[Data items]

>> start

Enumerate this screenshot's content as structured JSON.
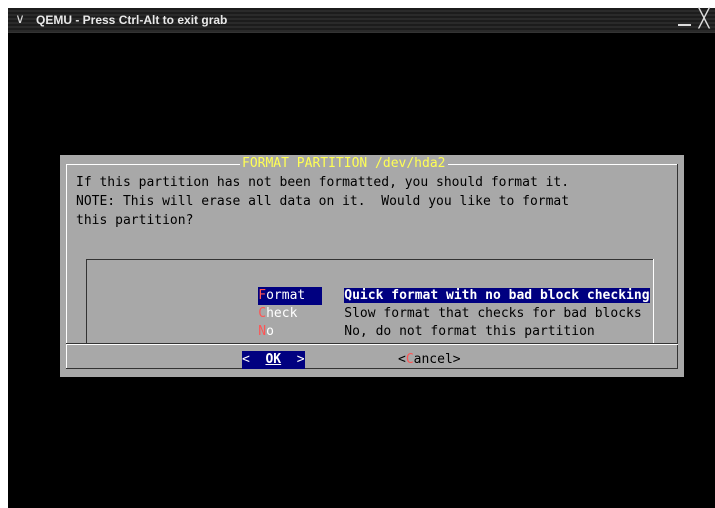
{
  "window": {
    "title": "QEMU - Press Ctrl-Alt to exit grab",
    "menu_glyph": "∨",
    "close_glyph": "╳"
  },
  "dialog": {
    "title": "FORMAT PARTITION /dev/hda2",
    "message_lines": [
      "If this partition has not been formatted, you should format it.",
      "NOTE: This will erase all data on it.  Would you like to format",
      "this partition?"
    ],
    "options": [
      {
        "hotkey": "F",
        "tag_rest": "ormat",
        "description": "Quick format with no bad block checking",
        "selected": true
      },
      {
        "hotkey": "C",
        "tag_rest": "heck",
        "description": "Slow format that checks for bad blocks",
        "selected": false
      },
      {
        "hotkey": "N",
        "tag_rest": "o",
        "description": "No, do not format this partition",
        "selected": false
      }
    ],
    "ok_button": {
      "left": "<  ",
      "hot": "OK",
      "right": "  >"
    },
    "cancel_button": {
      "left": "<",
      "hot": "C",
      "right": "ancel>"
    }
  },
  "colors": {
    "dialog_bg": "#a8a8a8",
    "title_text": "#ffff54",
    "hotkey": "#ff5454",
    "selection_bg": "#000080"
  }
}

>> end

# [YOUR OBJECTIVE]
Every line above should be returned word for word, with the pictures left behind.

# [WRITTEN SOLUTION]
Enumerate this screenshot's content as structured JSON.
{
  "window": {
    "title": "QEMU - Press Ctrl-Alt to exit grab",
    "menu_glyph": "∨",
    "close_glyph": "╳"
  },
  "dialog": {
    "title": "FORMAT PARTITION /dev/hda2",
    "message_lines": [
      "If this partition has not been formatted, you should format it.",
      "NOTE: This will erase all data on it.  Would you like to format",
      "this partition?"
    ],
    "options": [
      {
        "hotkey": "F",
        "tag_rest": "ormat",
        "description": "Quick format with no bad block checking",
        "selected": true
      },
      {
        "hotkey": "C",
        "tag_rest": "heck",
        "description": "Slow format that checks for bad blocks",
        "selected": false
      },
      {
        "hotkey": "N",
        "tag_rest": "o",
        "description": "No, do not format this partition",
        "selected": false
      }
    ],
    "ok_button": {
      "left": "<  ",
      "hot": "OK",
      "right": "  >"
    },
    "cancel_button": {
      "left": "<",
      "hot": "C",
      "right": "ancel>"
    }
  },
  "colors": {
    "dialog_bg": "#a8a8a8",
    "title_text": "#ffff54",
    "hotkey": "#ff5454",
    "selection_bg": "#000080"
  }
}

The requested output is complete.